# START OF Data listing
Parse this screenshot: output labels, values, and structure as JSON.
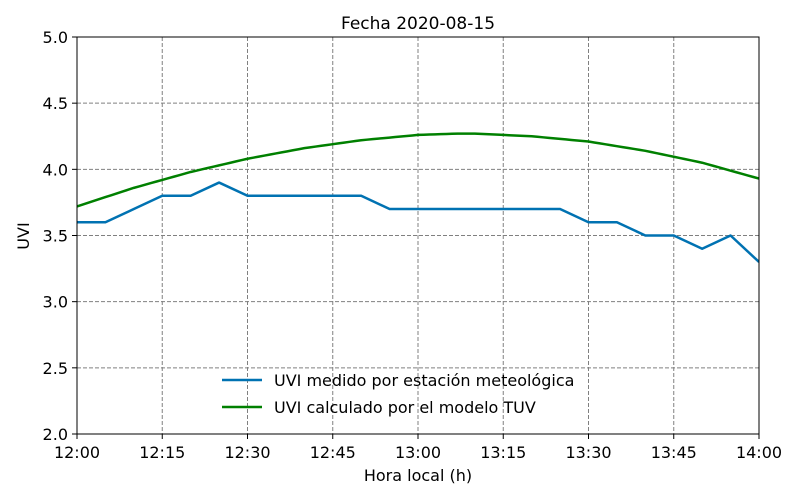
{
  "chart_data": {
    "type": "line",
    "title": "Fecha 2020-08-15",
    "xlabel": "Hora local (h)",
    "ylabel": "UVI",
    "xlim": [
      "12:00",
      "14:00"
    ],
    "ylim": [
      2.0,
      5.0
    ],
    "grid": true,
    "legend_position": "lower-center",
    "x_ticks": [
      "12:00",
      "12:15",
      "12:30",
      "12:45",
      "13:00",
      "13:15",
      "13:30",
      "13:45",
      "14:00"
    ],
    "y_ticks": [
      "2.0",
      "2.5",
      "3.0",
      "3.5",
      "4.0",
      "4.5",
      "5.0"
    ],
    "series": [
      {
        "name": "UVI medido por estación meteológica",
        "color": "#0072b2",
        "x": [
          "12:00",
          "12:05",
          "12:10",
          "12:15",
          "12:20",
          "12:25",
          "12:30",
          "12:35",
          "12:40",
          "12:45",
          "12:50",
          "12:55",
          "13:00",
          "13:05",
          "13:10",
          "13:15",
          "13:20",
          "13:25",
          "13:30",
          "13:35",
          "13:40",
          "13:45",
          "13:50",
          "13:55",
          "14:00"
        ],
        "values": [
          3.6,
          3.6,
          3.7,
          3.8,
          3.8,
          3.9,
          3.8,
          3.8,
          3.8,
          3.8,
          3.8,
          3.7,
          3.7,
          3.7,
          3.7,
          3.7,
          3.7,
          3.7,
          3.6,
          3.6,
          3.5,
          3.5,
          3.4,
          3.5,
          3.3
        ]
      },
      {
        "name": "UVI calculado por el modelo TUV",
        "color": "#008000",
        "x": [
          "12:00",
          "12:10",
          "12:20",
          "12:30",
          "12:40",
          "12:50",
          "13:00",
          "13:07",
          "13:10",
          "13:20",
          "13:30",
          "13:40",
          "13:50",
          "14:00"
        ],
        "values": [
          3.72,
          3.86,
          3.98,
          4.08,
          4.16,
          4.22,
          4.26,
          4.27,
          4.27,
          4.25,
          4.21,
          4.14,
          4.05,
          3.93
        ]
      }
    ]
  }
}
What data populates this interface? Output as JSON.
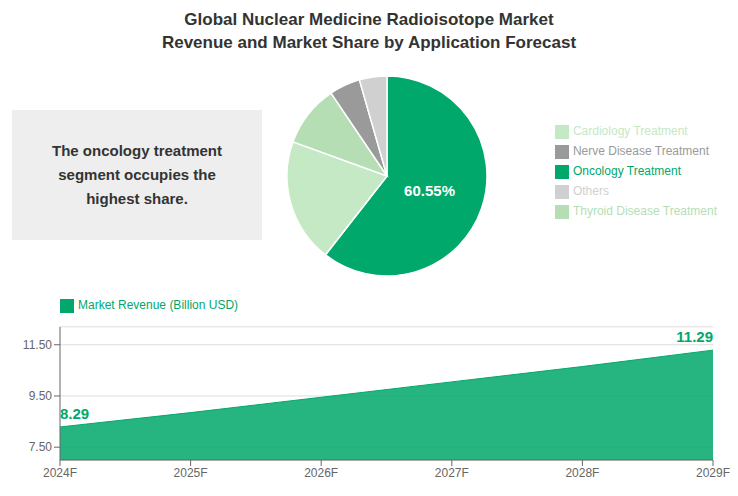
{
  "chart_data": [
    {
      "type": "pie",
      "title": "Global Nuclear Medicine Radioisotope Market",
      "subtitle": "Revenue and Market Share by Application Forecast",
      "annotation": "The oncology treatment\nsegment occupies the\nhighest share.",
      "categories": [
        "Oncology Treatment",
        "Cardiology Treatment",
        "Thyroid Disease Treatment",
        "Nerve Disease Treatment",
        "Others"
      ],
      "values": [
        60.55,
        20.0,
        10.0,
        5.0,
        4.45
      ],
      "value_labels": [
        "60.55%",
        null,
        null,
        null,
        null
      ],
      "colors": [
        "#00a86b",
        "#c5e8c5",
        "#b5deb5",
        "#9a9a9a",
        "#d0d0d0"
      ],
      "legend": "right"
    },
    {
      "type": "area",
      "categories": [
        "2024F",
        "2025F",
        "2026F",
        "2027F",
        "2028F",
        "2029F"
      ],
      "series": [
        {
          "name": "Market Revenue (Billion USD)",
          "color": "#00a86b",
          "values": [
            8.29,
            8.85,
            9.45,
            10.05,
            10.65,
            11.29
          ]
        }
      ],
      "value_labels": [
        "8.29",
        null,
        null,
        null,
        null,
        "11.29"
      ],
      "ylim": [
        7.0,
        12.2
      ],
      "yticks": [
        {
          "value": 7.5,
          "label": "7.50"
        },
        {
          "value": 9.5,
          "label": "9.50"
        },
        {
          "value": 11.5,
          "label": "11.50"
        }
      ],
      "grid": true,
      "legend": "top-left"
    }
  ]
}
# END OF Data listing
- Your task
Every line above should be repeated exactly; pictures stay out of the copy.

- Output below
Parse this screenshot: output labels, values, and structure as JSON.
{
  "chart_data": {
    "type": "line",
    "title": "Fecha 2020-08-15",
    "xlabel": "Hora local (h)",
    "ylabel": "UVI",
    "xlim": [
      "12:00",
      "14:00"
    ],
    "ylim": [
      2.0,
      5.0
    ],
    "grid": true,
    "legend_position": "lower-center",
    "x_ticks": [
      "12:00",
      "12:15",
      "12:30",
      "12:45",
      "13:00",
      "13:15",
      "13:30",
      "13:45",
      "14:00"
    ],
    "y_ticks": [
      "2.0",
      "2.5",
      "3.0",
      "3.5",
      "4.0",
      "4.5",
      "5.0"
    ],
    "series": [
      {
        "name": "UVI medido por estación meteológica",
        "color": "#0072b2",
        "x": [
          "12:00",
          "12:05",
          "12:10",
          "12:15",
          "12:20",
          "12:25",
          "12:30",
          "12:35",
          "12:40",
          "12:45",
          "12:50",
          "12:55",
          "13:00",
          "13:05",
          "13:10",
          "13:15",
          "13:20",
          "13:25",
          "13:30",
          "13:35",
          "13:40",
          "13:45",
          "13:50",
          "13:55",
          "14:00"
        ],
        "values": [
          3.6,
          3.6,
          3.7,
          3.8,
          3.8,
          3.9,
          3.8,
          3.8,
          3.8,
          3.8,
          3.8,
          3.7,
          3.7,
          3.7,
          3.7,
          3.7,
          3.7,
          3.7,
          3.6,
          3.6,
          3.5,
          3.5,
          3.4,
          3.5,
          3.3
        ]
      },
      {
        "name": "UVI calculado por el modelo TUV",
        "color": "#008000",
        "x": [
          "12:00",
          "12:10",
          "12:20",
          "12:30",
          "12:40",
          "12:50",
          "13:00",
          "13:07",
          "13:10",
          "13:20",
          "13:30",
          "13:40",
          "13:50",
          "14:00"
        ],
        "values": [
          3.72,
          3.86,
          3.98,
          4.08,
          4.16,
          4.22,
          4.26,
          4.27,
          4.27,
          4.25,
          4.21,
          4.14,
          4.05,
          3.93
        ]
      }
    ]
  }
}
What data populates this interface? Output as JSON.
{
  "chart_data": [
    {
      "type": "pie",
      "title": "Global Nuclear Medicine Radioisotope Market",
      "subtitle": "Revenue and Market Share by Application Forecast",
      "annotation": "The oncology treatment\nsegment occupies the\nhighest share.",
      "categories": [
        "Oncology Treatment",
        "Cardiology Treatment",
        "Thyroid Disease Treatment",
        "Nerve Disease Treatment",
        "Others"
      ],
      "values": [
        60.55,
        20.0,
        10.0,
        5.0,
        4.45
      ],
      "value_labels": [
        "60.55%",
        null,
        null,
        null,
        null
      ],
      "colors": [
        "#00a86b",
        "#c5e8c5",
        "#b5deb5",
        "#9a9a9a",
        "#d0d0d0"
      ],
      "legend": "right"
    },
    {
      "type": "area",
      "categories": [
        "2024F",
        "2025F",
        "2026F",
        "2027F",
        "2028F",
        "2029F"
      ],
      "series": [
        {
          "name": "Market Revenue (Billion USD)",
          "color": "#00a86b",
          "values": [
            8.29,
            8.85,
            9.45,
            10.05,
            10.65,
            11.29
          ]
        }
      ],
      "value_labels": [
        "8.29",
        null,
        null,
        null,
        null,
        "11.29"
      ],
      "ylim": [
        7.0,
        12.2
      ],
      "yticks": [
        {
          "value": 7.5,
          "label": "7.50"
        },
        {
          "value": 9.5,
          "label": "9.50"
        },
        {
          "value": 11.5,
          "label": "11.50"
        }
      ],
      "grid": true,
      "legend": "top-left"
    }
  ]
}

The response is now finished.